• _TASK DIRECTIONS_
Take down each entry exactly as written.

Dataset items
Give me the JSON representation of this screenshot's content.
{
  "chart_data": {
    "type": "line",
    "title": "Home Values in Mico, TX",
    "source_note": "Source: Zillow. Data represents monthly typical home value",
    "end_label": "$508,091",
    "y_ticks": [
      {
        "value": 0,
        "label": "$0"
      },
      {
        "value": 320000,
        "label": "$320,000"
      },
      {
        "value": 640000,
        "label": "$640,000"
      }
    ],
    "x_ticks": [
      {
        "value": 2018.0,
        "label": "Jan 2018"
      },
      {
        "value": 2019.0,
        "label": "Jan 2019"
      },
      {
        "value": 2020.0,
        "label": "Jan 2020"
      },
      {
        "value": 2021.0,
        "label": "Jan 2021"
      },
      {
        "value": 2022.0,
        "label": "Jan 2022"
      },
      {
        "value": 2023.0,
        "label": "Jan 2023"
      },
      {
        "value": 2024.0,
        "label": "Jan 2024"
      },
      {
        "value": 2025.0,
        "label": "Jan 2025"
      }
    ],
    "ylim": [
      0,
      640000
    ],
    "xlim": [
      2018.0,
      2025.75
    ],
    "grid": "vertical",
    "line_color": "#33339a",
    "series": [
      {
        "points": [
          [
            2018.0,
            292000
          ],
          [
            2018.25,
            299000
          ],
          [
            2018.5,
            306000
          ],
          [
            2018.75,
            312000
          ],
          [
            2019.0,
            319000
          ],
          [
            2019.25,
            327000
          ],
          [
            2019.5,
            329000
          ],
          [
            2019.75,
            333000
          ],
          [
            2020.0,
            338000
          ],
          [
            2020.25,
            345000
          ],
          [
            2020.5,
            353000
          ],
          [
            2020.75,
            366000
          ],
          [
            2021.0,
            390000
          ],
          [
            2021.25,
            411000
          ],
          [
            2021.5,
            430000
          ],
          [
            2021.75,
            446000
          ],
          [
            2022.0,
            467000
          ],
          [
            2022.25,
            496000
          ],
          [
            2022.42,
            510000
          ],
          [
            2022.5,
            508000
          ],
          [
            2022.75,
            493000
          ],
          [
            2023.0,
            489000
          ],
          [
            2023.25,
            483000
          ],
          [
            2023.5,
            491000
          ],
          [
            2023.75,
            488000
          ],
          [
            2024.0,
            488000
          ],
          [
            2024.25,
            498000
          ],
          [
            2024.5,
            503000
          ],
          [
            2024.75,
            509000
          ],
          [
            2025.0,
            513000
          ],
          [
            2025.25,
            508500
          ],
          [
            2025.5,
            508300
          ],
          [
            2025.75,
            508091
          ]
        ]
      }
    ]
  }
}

• _SOLUTION TO THE EXERCISE_
Give me the JSON representation of this screenshot's content.
{
  "chart_data": {
    "type": "line",
    "title": "Home Values in Mico, TX",
    "source_note": "Source: Zillow. Data represents monthly typical home value",
    "end_label": "$508,091",
    "y_ticks": [
      {
        "value": 0,
        "label": "$0"
      },
      {
        "value": 320000,
        "label": "$320,000"
      },
      {
        "value": 640000,
        "label": "$640,000"
      }
    ],
    "x_ticks": [
      {
        "value": 2018.0,
        "label": "Jan 2018"
      },
      {
        "value": 2019.0,
        "label": "Jan 2019"
      },
      {
        "value": 2020.0,
        "label": "Jan 2020"
      },
      {
        "value": 2021.0,
        "label": "Jan 2021"
      },
      {
        "value": 2022.0,
        "label": "Jan 2022"
      },
      {
        "value": 2023.0,
        "label": "Jan 2023"
      },
      {
        "value": 2024.0,
        "label": "Jan 2024"
      },
      {
        "value": 2025.0,
        "label": "Jan 2025"
      }
    ],
    "ylim": [
      0,
      640000
    ],
    "xlim": [
      2018.0,
      2025.75
    ],
    "grid": "vertical",
    "line_color": "#33339a",
    "series": [
      {
        "points": [
          [
            2018.0,
            292000
          ],
          [
            2018.25,
            299000
          ],
          [
            2018.5,
            306000
          ],
          [
            2018.75,
            312000
          ],
          [
            2019.0,
            319000
          ],
          [
            2019.25,
            327000
          ],
          [
            2019.5,
            329000
          ],
          [
            2019.75,
            333000
          ],
          [
            2020.0,
            338000
          ],
          [
            2020.25,
            345000
          ],
          [
            2020.5,
            353000
          ],
          [
            2020.75,
            366000
          ],
          [
            2021.0,
            390000
          ],
          [
            2021.25,
            411000
          ],
          [
            2021.5,
            430000
          ],
          [
            2021.75,
            446000
          ],
          [
            2022.0,
            467000
          ],
          [
            2022.25,
            496000
          ],
          [
            2022.42,
            510000
          ],
          [
            2022.5,
            508000
          ],
          [
            2022.75,
            493000
          ],
          [
            2023.0,
            489000
          ],
          [
            2023.25,
            483000
          ],
          [
            2023.5,
            491000
          ],
          [
            2023.75,
            488000
          ],
          [
            2024.0,
            488000
          ],
          [
            2024.25,
            498000
          ],
          [
            2024.5,
            503000
          ],
          [
            2024.75,
            509000
          ],
          [
            2025.0,
            513000
          ],
          [
            2025.25,
            508500
          ],
          [
            2025.5,
            508300
          ],
          [
            2025.75,
            508091
          ]
        ]
      }
    ]
  }
}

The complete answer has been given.